╭─ EXTRACTED INFORMATION

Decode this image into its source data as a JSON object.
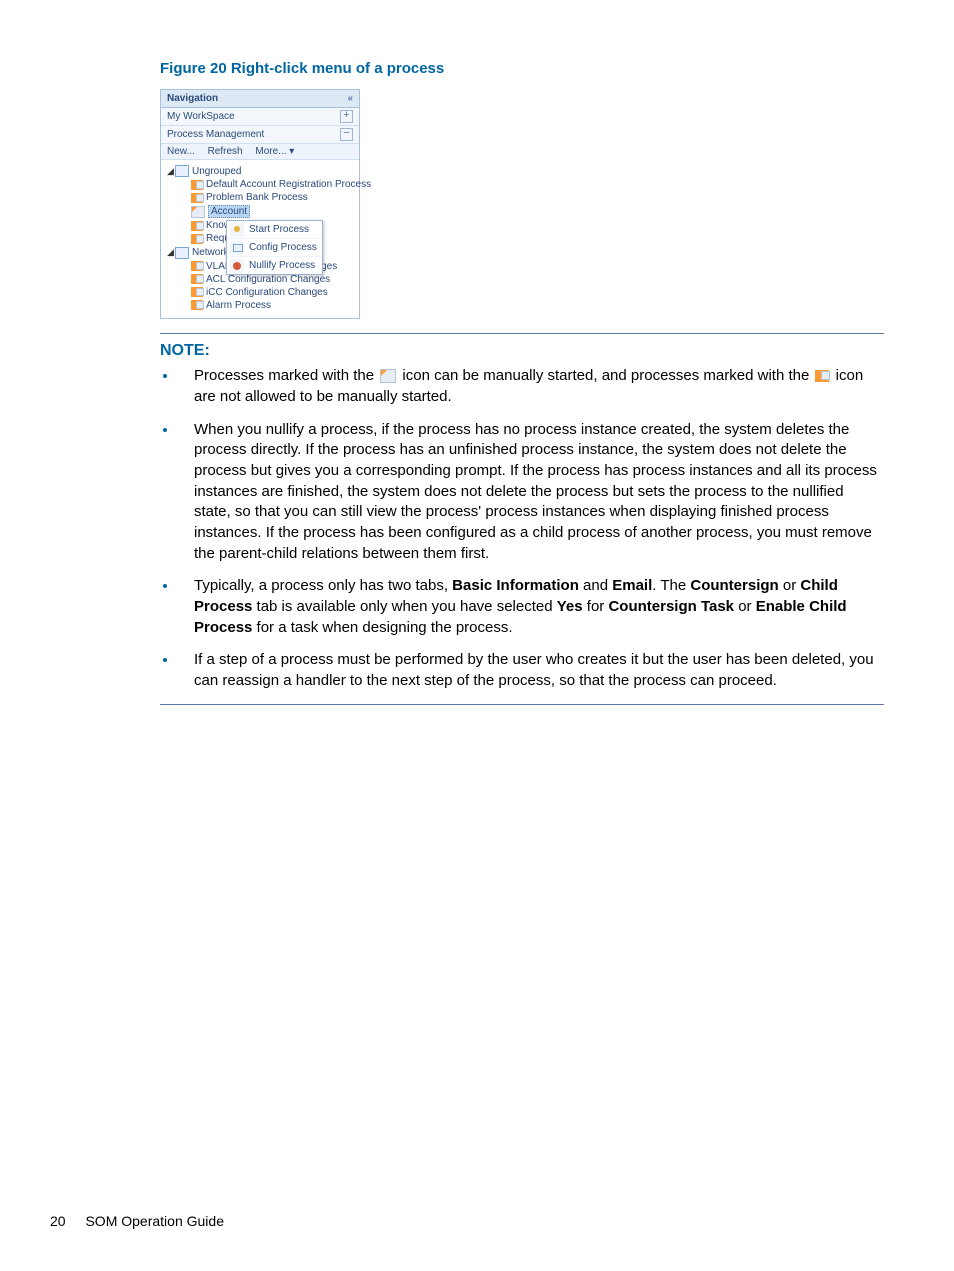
{
  "figure": {
    "caption": "Figure 20 Right-click menu of a process"
  },
  "nav": {
    "title": "Navigation",
    "rows": {
      "workspace": "My WorkSpace",
      "pm": "Process Management"
    },
    "toolbar": {
      "new": "New...",
      "refresh": "Refresh",
      "more": "More... ▾"
    },
    "groups": {
      "g1": {
        "label": "Ungrouped",
        "items": {
          "p1": "Default Account Registration Process",
          "p2": "Problem Bank Process",
          "p3": "Account",
          "p4": "Know",
          "p5": "Reque"
        }
      },
      "g2": {
        "label": "Network",
        "items": {
          "p6": "VLAN Configuration Changes",
          "p7": "ACL Configuration Changes",
          "p8": "iCC Configuration Changes",
          "p9": "Alarm Process"
        }
      }
    }
  },
  "ctx": {
    "start": "Start Process",
    "config": "Config Process",
    "nullify": "Nullify Process"
  },
  "note": {
    "heading": "NOTE:",
    "b1a": "Processes marked with the ",
    "b1b": " icon can be manually started, and processes marked with the ",
    "b1c": " icon are not allowed to be manually started.",
    "b2": "When you nullify a process, if the process has no process instance created, the system deletes the process directly. If the process has an unfinished process instance, the system does not delete the process but gives you a corresponding prompt. If the process has process instances and all its process instances are finished, the system does not delete the process but sets the process to the nullified state, so that you can still view the process' process instances when displaying finished process instances. If the process has been configured as a child process of another process, you must remove the parent-child relations between them first.",
    "b3a": "Typically, a process only has two tabs, ",
    "b3_bi": "Basic Information",
    "b3b": " and ",
    "b3_em": "Email",
    "b3c": ". The ",
    "b3_cs": "Countersign",
    "b3d": " or ",
    "b3_cp": "Child Process",
    "b3e": " tab is available only when you have selected ",
    "b3_yes": "Yes",
    "b3f": " for ",
    "b3_ct": "Countersign Task",
    "b3g": " or ",
    "b3_ecp": "Enable Child Process",
    "b3h": " for a task when designing the process.",
    "b4": "If a step of a process must be performed by the user who creates it but the user has been deleted, you can reassign a handler to the next step of the process, so that the process can proceed."
  },
  "footer": {
    "page": "20",
    "title": "SOM Operation Guide"
  }
}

╰─

• [WRITTEN PROBLEM] The records above are to be reproduced exactly; the pictures are to be left out.

• [ANSWER BELOW]
Decode this image into its source data as a JSON object.
{
  "figure": {
    "caption": "Figure 20 Right-click menu of a process"
  },
  "nav": {
    "title": "Navigation",
    "rows": {
      "workspace": "My WorkSpace",
      "pm": "Process Management"
    },
    "toolbar": {
      "new": "New...",
      "refresh": "Refresh",
      "more": "More... ▾"
    },
    "groups": {
      "g1": {
        "label": "Ungrouped",
        "items": {
          "p1": "Default Account Registration Process",
          "p2": "Problem Bank Process",
          "p3": "Account",
          "p4": "Know",
          "p5": "Reque"
        }
      },
      "g2": {
        "label": "Network",
        "items": {
          "p6": "VLAN Configuration Changes",
          "p7": "ACL Configuration Changes",
          "p8": "iCC Configuration Changes",
          "p9": "Alarm Process"
        }
      }
    }
  },
  "ctx": {
    "start": "Start Process",
    "config": "Config Process",
    "nullify": "Nullify Process"
  },
  "note": {
    "heading": "NOTE:",
    "b1a": "Processes marked with the ",
    "b1b": " icon can be manually started, and processes marked with the ",
    "b1c": " icon are not allowed to be manually started.",
    "b2": "When you nullify a process, if the process has no process instance created, the system deletes the process directly. If the process has an unfinished process instance, the system does not delete the process but gives you a corresponding prompt. If the process has process instances and all its process instances are finished, the system does not delete the process but sets the process to the nullified state, so that you can still view the process' process instances when displaying finished process instances. If the process has been configured as a child process of another process, you must remove the parent-child relations between them first.",
    "b3a": "Typically, a process only has two tabs, ",
    "b3_bi": "Basic Information",
    "b3b": " and ",
    "b3_em": "Email",
    "b3c": ". The ",
    "b3_cs": "Countersign",
    "b3d": " or ",
    "b3_cp": "Child Process",
    "b3e": " tab is available only when you have selected ",
    "b3_yes": "Yes",
    "b3f": " for ",
    "b3_ct": "Countersign Task",
    "b3g": " or ",
    "b3_ecp": "Enable Child Process",
    "b3h": " for a task when designing the process.",
    "b4": "If a step of a process must be performed by the user who creates it but the user has been deleted, you can reassign a handler to the next step of the process, so that the process can proceed."
  },
  "footer": {
    "page": "20",
    "title": "SOM Operation Guide"
  }
}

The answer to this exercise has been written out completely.